Dataset excerpt
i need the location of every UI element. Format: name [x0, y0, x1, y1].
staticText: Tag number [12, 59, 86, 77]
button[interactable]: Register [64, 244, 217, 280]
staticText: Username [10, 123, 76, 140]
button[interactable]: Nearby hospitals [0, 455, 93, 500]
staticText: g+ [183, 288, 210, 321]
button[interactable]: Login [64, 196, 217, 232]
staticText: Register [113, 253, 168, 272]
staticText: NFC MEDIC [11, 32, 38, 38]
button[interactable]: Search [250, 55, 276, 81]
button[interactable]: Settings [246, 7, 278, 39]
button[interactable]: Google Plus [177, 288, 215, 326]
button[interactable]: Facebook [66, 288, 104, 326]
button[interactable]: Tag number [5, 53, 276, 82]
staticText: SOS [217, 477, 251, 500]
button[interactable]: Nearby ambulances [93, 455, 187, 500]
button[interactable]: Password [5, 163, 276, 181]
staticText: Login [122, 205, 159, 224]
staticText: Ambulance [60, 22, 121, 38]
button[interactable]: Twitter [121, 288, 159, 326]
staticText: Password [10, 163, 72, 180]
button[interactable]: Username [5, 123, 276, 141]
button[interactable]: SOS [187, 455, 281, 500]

**The problem:**
Copy every item above, line for line, with no changes.

**Finished answer:**
i need the location of every UI element. Format: name [x0, y0, x1, y1].
staticText: Tag number [12, 59, 86, 77]
button[interactable]: Register [64, 244, 217, 280]
staticText: Username [10, 123, 76, 140]
button[interactable]: Nearby hospitals [0, 455, 93, 500]
staticText: g+ [183, 288, 210, 321]
button[interactable]: Login [64, 196, 217, 232]
staticText: Register [113, 253, 168, 272]
staticText: NFC MEDIC [11, 32, 38, 38]
button[interactable]: Search [250, 55, 276, 81]
button[interactable]: Settings [246, 7, 278, 39]
button[interactable]: Google Plus [177, 288, 215, 326]
button[interactable]: Facebook [66, 288, 104, 326]
button[interactable]: Tag number [5, 53, 276, 82]
staticText: SOS [217, 477, 251, 500]
button[interactable]: Nearby ambulances [93, 455, 187, 500]
button[interactable]: Password [5, 163, 276, 181]
staticText: Login [122, 205, 159, 224]
staticText: Ambulance [60, 22, 121, 38]
button[interactable]: Twitter [121, 288, 159, 326]
staticText: Password [10, 163, 72, 180]
button[interactable]: Username [5, 123, 276, 141]
button[interactable]: SOS [187, 455, 281, 500]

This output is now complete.